>> BEGIN WORKING DATA
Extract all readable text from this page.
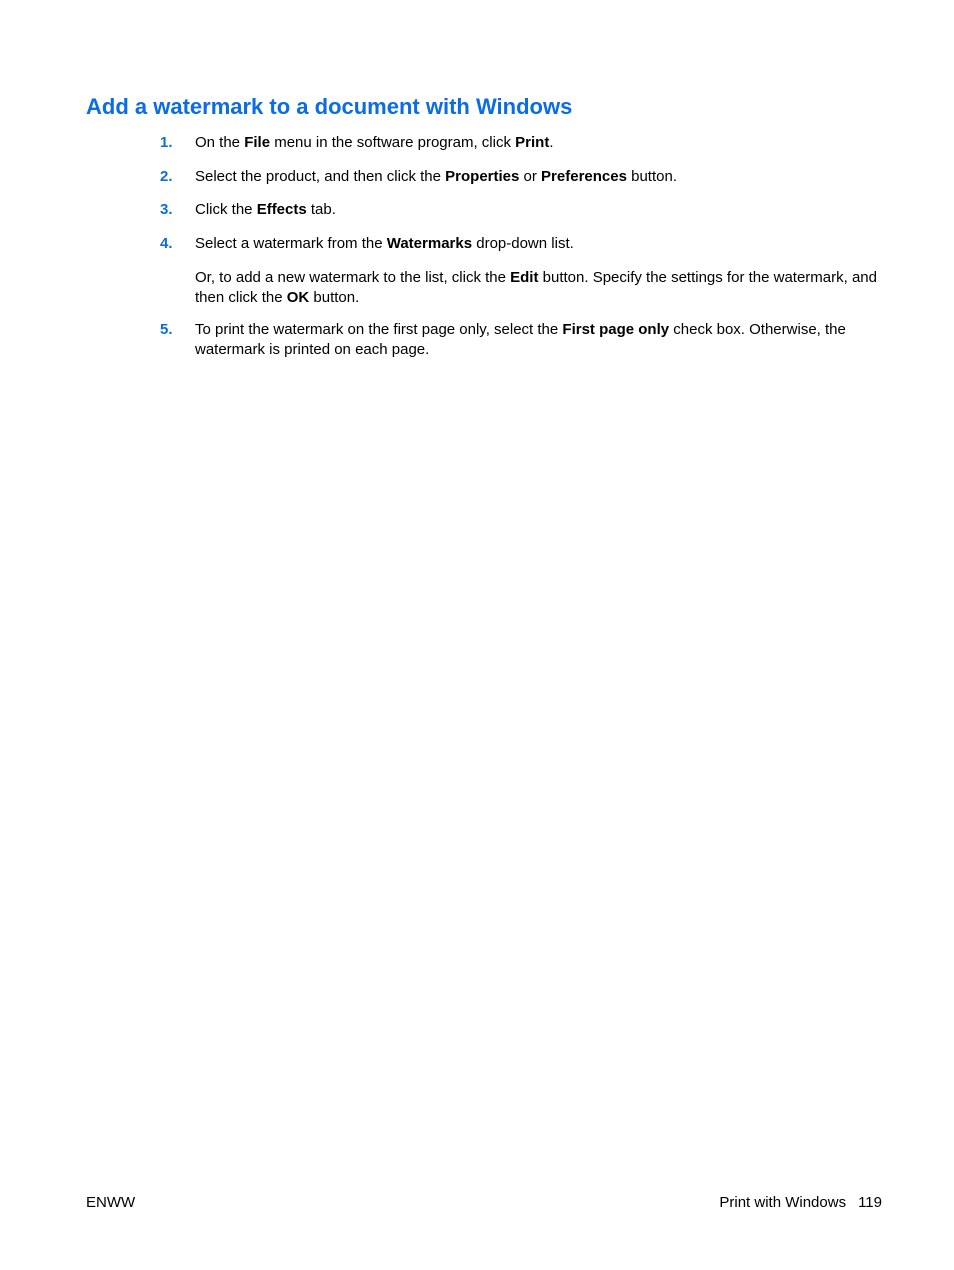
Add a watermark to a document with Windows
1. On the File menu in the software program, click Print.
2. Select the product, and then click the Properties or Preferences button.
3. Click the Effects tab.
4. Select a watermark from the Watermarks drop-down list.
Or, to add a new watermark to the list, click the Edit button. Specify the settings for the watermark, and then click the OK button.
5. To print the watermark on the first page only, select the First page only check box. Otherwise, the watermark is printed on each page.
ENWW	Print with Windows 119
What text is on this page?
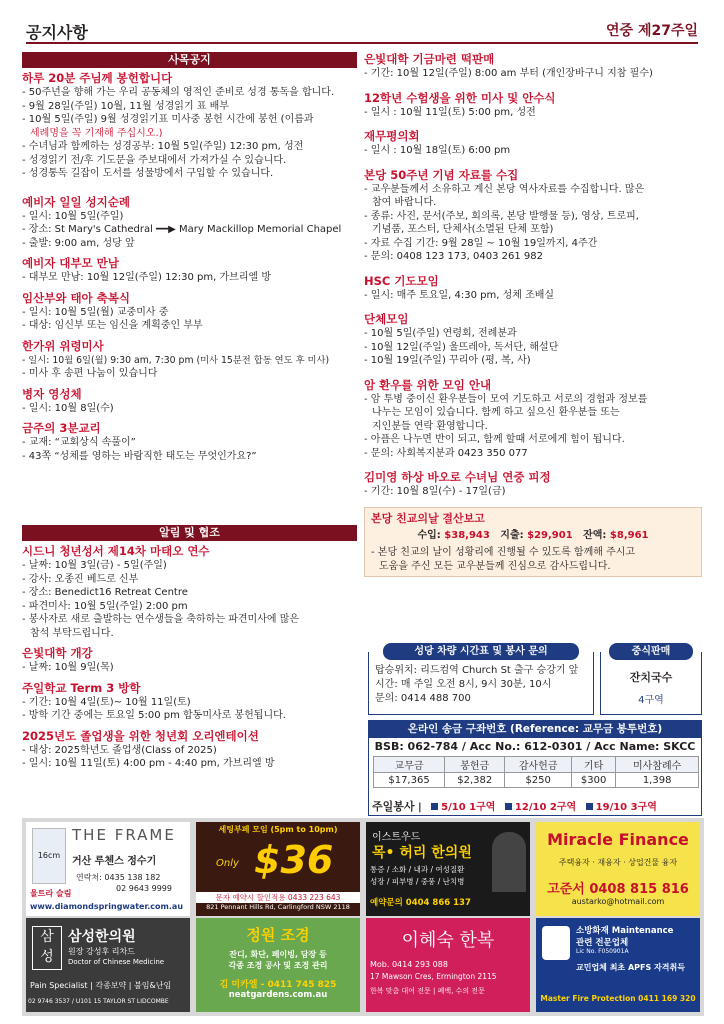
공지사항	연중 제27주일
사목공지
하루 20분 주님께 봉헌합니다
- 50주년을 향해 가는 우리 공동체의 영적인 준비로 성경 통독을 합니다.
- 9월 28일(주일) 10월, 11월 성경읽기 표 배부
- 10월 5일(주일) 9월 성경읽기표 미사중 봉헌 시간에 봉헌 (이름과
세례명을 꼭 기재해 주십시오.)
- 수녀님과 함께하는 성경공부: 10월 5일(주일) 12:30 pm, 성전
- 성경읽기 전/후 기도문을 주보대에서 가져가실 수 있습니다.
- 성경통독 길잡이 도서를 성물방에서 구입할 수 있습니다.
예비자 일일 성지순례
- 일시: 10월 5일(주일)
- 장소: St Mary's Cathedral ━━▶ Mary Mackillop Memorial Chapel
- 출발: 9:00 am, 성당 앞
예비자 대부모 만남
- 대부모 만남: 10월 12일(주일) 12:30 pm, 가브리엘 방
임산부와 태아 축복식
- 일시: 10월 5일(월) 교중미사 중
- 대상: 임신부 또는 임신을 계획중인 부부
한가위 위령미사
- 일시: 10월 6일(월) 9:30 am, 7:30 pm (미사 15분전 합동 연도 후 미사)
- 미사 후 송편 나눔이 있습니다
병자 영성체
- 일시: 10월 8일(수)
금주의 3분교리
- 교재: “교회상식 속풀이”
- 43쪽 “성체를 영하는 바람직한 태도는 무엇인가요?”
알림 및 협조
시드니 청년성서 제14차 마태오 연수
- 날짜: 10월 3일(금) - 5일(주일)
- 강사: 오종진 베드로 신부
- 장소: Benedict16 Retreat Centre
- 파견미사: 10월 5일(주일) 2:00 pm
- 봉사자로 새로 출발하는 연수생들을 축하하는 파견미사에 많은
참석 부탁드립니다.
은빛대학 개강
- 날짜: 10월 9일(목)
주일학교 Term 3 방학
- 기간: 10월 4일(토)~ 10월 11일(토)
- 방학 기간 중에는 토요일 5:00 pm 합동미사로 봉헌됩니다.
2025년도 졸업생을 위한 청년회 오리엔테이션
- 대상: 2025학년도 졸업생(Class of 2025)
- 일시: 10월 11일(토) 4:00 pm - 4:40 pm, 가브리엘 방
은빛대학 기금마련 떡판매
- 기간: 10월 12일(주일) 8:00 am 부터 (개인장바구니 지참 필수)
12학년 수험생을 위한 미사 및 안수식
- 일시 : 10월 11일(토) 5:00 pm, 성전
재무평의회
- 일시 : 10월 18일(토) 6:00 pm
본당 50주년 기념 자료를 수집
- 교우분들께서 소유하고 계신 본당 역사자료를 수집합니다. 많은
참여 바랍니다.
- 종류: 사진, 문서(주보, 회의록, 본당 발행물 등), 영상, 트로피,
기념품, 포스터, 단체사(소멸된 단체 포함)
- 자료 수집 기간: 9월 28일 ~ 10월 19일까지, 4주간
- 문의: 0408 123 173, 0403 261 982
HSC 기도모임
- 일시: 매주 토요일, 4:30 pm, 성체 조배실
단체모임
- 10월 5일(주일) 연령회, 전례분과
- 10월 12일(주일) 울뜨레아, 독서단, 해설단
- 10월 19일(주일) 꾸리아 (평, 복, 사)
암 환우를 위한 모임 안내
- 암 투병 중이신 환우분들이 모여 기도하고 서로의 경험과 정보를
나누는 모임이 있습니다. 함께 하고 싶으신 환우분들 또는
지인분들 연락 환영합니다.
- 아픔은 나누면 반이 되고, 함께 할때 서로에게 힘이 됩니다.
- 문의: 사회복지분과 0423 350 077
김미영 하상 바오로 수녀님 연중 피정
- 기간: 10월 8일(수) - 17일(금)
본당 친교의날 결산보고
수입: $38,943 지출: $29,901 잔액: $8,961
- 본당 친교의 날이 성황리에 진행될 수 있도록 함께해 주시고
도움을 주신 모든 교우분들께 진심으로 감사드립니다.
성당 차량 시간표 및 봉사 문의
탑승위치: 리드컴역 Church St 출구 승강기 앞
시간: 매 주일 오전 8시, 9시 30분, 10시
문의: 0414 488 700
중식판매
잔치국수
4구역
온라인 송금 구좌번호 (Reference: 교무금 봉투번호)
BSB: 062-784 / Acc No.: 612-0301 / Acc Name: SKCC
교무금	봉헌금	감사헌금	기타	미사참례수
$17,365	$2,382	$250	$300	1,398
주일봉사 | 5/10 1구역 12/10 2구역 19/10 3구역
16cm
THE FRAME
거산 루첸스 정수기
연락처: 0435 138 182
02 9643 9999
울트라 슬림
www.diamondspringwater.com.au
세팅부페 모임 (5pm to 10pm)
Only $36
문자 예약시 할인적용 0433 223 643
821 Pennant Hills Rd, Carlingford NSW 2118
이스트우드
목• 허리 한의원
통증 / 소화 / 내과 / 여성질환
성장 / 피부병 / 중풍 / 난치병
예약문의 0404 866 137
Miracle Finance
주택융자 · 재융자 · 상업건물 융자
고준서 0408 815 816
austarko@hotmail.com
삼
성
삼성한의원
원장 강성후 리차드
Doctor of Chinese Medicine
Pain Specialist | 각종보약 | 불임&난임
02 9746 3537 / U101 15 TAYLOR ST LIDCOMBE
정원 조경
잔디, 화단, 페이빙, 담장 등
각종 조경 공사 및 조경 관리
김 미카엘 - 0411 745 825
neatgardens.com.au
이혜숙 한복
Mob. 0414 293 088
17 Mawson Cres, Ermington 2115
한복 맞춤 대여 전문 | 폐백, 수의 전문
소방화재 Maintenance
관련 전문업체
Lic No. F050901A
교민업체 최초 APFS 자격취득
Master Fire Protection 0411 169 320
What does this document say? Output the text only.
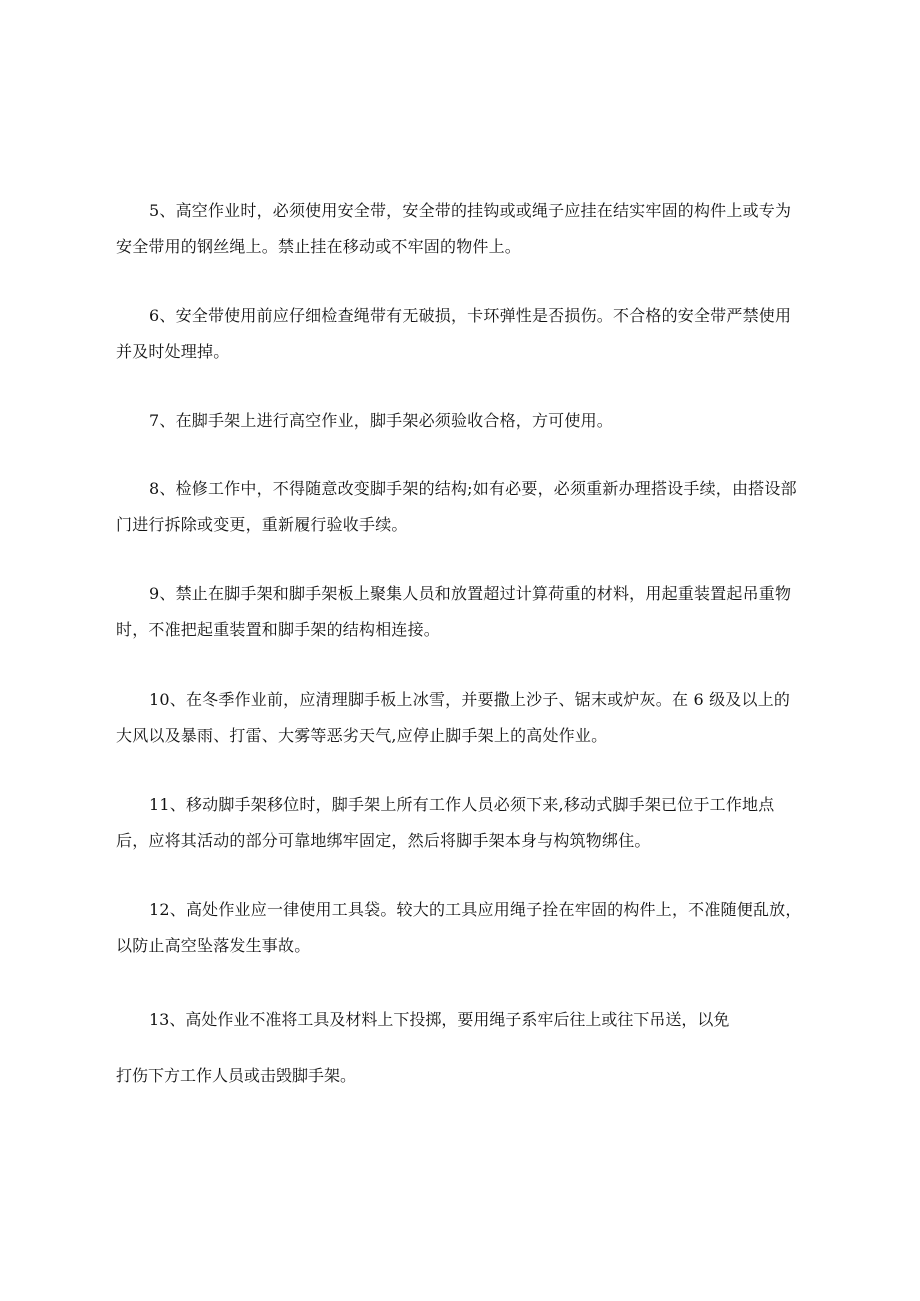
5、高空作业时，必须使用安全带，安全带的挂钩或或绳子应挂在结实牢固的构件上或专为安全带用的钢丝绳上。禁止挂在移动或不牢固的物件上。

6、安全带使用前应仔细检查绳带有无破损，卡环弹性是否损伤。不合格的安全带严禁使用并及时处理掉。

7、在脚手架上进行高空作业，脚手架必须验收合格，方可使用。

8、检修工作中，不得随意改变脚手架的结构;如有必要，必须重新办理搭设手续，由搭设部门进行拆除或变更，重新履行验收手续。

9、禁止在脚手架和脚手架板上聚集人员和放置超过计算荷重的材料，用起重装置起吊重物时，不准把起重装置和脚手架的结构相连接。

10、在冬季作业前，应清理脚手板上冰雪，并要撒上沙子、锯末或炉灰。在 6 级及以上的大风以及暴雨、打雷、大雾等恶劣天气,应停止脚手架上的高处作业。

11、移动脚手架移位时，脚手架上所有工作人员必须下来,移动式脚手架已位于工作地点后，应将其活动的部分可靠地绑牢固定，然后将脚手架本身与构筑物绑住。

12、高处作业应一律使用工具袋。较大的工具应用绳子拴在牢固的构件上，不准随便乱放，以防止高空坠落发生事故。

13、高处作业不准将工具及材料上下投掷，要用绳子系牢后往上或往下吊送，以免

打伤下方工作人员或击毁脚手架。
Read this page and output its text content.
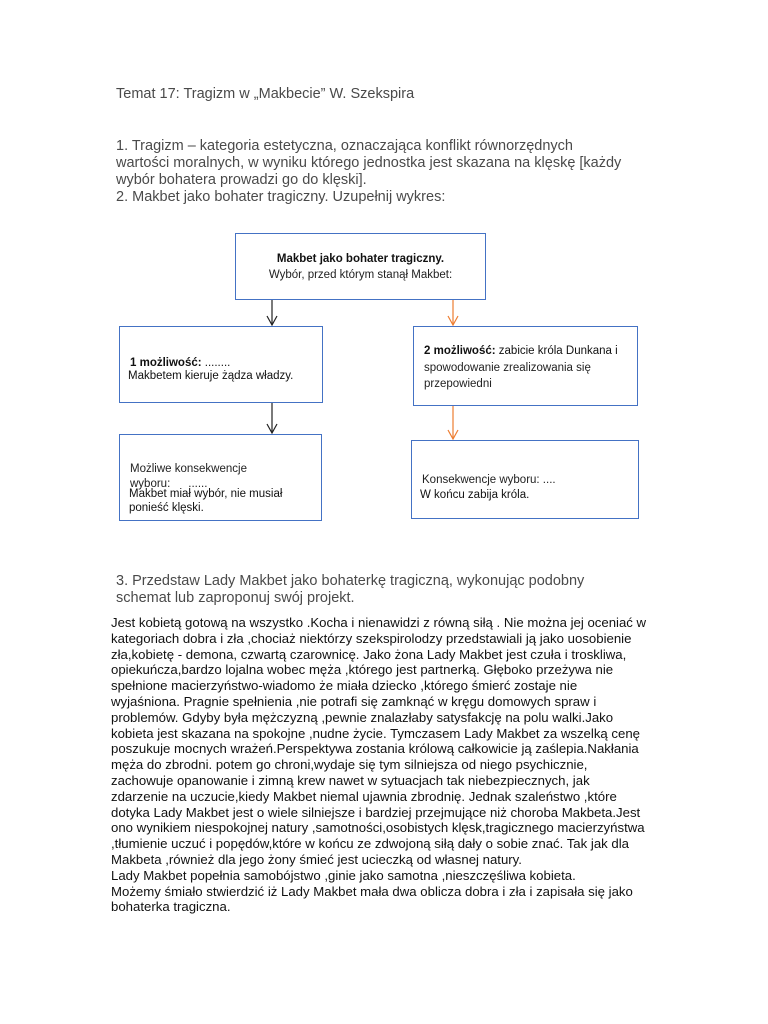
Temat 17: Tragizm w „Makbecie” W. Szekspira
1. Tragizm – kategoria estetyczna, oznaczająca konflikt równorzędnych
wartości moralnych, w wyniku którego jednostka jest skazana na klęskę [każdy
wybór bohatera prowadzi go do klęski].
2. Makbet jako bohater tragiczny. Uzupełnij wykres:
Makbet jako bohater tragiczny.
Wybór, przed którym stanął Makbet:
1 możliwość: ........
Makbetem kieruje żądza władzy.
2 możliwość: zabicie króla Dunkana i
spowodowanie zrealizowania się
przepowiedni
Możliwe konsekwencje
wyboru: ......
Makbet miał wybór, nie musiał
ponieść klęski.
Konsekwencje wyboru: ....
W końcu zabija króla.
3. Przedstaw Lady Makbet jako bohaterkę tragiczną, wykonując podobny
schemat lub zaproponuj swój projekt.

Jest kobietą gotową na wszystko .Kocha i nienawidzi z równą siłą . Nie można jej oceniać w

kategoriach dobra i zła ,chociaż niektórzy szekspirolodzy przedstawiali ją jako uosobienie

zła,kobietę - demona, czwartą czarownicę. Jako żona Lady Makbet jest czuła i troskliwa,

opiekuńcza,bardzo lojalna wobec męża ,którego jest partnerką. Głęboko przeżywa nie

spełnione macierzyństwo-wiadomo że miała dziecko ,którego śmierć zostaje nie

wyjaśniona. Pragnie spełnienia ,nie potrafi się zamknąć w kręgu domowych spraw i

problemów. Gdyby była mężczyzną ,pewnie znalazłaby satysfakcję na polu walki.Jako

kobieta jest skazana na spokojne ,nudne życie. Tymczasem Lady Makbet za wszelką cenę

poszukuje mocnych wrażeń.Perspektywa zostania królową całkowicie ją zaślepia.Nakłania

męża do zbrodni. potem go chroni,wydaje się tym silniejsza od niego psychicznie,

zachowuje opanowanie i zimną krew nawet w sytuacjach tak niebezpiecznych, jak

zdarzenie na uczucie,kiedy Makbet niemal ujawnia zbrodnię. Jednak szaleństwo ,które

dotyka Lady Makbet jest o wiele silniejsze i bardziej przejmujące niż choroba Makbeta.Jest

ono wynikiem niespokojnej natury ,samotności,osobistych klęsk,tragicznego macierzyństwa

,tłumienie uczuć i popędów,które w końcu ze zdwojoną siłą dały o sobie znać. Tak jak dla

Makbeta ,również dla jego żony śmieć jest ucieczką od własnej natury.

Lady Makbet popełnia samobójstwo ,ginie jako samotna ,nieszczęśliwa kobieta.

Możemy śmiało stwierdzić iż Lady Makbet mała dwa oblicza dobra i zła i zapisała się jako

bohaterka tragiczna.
>> END WORKING DATA
GOAL OF THE EXERCISE:
Check each line of the records above for the string "text", and report every line that has it.

WORKED ANSWER:
Extract all readable text from this page.
What text is on this page?
What does this document say? Output the text only.
Read this page and output its text content.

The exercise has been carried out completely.